→ Information shown
+===+

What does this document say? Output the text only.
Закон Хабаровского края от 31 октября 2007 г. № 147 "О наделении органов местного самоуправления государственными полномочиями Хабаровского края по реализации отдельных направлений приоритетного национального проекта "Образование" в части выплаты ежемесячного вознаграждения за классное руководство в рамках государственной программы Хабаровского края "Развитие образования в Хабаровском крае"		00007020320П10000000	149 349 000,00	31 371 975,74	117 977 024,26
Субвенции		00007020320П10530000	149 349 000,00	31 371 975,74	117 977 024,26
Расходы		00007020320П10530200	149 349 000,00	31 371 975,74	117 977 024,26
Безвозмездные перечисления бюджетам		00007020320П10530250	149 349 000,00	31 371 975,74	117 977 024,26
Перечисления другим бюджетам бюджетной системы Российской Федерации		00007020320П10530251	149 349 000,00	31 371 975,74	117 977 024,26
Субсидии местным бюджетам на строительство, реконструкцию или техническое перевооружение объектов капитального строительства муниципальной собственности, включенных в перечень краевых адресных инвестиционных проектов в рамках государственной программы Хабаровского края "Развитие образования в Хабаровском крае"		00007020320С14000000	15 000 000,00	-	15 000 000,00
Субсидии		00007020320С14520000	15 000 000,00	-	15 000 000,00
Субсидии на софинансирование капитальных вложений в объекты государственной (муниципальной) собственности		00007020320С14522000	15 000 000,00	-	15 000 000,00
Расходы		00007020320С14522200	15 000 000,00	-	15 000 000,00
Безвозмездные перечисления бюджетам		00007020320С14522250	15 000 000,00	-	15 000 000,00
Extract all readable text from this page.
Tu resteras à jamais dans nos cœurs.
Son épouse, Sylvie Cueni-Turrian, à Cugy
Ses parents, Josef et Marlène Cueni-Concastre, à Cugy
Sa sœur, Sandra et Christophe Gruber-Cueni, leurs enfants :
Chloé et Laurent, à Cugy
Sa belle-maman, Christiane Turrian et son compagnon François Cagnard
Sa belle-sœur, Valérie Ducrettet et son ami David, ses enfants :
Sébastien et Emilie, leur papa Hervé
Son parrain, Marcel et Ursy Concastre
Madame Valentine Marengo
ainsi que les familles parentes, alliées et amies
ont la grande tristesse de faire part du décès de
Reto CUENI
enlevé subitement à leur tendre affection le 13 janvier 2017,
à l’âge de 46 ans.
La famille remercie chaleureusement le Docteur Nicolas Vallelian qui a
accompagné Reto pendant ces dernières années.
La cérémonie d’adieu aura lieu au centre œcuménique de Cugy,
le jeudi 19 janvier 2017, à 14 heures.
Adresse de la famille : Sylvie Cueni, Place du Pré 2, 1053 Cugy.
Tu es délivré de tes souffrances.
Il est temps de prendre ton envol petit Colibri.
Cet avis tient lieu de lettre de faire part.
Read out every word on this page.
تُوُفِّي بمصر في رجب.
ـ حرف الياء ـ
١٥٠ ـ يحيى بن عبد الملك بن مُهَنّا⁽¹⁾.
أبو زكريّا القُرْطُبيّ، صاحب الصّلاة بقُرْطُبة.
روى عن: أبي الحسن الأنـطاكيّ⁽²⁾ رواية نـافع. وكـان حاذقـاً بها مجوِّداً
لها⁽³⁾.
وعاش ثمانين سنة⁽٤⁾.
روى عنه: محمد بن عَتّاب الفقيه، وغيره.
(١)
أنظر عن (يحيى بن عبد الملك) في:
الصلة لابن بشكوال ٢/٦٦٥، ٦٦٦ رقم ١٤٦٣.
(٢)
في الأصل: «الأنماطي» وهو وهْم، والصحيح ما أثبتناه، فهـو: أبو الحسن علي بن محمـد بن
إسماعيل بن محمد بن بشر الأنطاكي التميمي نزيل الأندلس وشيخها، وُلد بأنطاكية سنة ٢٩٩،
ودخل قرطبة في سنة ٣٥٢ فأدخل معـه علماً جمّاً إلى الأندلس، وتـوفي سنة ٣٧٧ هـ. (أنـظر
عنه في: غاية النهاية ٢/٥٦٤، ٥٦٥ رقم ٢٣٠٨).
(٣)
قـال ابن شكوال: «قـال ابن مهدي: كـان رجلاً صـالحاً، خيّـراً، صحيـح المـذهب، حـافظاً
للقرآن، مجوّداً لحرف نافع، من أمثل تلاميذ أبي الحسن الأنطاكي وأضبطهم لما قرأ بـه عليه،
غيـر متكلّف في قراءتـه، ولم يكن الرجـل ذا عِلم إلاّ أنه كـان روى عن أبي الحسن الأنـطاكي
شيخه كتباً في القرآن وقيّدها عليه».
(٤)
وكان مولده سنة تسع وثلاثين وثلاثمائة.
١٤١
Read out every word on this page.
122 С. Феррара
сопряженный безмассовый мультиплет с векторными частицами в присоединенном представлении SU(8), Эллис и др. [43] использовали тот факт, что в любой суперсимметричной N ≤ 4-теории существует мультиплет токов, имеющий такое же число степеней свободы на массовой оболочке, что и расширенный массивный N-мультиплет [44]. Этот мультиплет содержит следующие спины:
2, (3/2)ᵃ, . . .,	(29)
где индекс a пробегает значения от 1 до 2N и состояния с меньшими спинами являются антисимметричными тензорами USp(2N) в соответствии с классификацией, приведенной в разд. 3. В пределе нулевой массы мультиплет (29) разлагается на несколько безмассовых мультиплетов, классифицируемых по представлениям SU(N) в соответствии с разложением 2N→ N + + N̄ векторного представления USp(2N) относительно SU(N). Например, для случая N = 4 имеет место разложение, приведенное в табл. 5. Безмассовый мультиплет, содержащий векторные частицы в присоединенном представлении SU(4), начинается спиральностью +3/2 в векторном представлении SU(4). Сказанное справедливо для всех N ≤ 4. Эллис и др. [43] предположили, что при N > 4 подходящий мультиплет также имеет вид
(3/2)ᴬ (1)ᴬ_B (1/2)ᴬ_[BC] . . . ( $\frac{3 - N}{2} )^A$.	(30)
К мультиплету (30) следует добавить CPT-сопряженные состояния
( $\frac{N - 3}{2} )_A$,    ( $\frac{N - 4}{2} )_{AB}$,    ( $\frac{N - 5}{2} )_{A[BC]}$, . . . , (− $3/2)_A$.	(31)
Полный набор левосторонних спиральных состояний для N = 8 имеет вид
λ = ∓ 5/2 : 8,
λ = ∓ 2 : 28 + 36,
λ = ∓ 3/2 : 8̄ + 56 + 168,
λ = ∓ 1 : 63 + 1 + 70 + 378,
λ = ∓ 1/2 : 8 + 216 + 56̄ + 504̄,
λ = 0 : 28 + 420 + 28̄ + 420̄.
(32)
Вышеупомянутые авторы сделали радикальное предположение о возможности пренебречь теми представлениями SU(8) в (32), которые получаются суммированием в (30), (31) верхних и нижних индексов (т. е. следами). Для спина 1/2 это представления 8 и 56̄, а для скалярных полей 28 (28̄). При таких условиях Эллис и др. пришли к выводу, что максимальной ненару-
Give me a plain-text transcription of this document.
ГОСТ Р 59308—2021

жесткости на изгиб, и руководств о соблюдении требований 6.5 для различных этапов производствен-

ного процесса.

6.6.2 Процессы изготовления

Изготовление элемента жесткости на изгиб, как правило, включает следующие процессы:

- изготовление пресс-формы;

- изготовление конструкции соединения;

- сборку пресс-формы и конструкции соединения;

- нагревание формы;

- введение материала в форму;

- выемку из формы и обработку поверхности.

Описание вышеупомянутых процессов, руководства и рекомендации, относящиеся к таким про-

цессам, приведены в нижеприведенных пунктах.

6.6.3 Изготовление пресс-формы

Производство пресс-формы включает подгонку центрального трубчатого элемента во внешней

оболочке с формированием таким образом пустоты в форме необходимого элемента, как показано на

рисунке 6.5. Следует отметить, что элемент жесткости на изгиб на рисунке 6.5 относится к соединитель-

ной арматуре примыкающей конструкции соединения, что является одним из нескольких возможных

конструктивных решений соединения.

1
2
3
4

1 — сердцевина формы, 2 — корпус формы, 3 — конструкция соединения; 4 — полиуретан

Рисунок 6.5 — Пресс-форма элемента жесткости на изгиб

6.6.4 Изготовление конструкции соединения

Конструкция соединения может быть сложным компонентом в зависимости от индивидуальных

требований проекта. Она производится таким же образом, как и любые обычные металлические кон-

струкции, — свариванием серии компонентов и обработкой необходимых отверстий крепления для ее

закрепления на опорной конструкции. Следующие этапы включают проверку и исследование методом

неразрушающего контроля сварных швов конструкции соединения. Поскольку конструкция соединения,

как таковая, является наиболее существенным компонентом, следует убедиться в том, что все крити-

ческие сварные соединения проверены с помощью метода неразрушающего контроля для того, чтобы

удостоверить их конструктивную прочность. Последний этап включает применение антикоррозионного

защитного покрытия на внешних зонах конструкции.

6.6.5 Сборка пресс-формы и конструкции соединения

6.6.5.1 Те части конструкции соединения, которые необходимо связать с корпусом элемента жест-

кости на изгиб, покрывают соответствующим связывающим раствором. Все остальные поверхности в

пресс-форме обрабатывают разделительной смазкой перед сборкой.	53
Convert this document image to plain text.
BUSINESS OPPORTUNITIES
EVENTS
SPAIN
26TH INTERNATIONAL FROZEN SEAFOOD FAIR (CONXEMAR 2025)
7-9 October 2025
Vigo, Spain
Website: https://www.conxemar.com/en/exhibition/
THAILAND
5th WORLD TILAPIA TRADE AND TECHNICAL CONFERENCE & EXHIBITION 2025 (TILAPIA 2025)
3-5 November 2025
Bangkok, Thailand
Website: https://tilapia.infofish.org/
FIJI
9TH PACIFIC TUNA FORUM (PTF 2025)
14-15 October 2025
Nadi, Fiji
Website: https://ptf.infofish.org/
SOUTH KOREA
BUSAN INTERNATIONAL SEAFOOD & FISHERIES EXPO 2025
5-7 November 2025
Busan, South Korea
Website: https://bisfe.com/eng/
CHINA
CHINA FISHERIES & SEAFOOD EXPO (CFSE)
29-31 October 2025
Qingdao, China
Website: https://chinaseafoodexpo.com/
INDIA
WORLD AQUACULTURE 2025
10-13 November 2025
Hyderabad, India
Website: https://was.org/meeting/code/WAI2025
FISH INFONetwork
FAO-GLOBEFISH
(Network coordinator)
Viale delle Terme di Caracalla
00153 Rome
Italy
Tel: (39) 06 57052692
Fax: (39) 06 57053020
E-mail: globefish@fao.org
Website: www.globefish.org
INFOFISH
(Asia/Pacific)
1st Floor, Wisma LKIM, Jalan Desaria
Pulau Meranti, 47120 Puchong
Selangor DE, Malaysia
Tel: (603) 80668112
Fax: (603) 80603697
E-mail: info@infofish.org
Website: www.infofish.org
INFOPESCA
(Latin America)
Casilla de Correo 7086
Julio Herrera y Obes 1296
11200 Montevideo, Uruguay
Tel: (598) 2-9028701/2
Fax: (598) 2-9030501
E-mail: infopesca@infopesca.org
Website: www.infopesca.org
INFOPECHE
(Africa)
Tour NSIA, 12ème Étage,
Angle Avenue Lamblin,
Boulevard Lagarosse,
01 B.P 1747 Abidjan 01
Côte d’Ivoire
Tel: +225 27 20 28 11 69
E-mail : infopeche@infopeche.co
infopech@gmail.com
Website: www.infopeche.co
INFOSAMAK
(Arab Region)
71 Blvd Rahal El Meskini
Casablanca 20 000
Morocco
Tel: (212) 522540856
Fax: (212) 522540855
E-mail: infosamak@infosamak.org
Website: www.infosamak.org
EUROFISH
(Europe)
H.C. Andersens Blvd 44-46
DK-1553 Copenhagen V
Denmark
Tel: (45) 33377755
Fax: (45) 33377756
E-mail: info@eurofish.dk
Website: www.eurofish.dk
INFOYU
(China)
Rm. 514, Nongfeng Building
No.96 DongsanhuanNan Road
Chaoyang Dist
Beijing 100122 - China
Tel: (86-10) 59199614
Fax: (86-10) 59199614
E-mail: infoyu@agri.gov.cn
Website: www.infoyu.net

+===+

→ Written instruction
Answer with one number only: how many lines above contain the word "frac".

→ Exercise response
2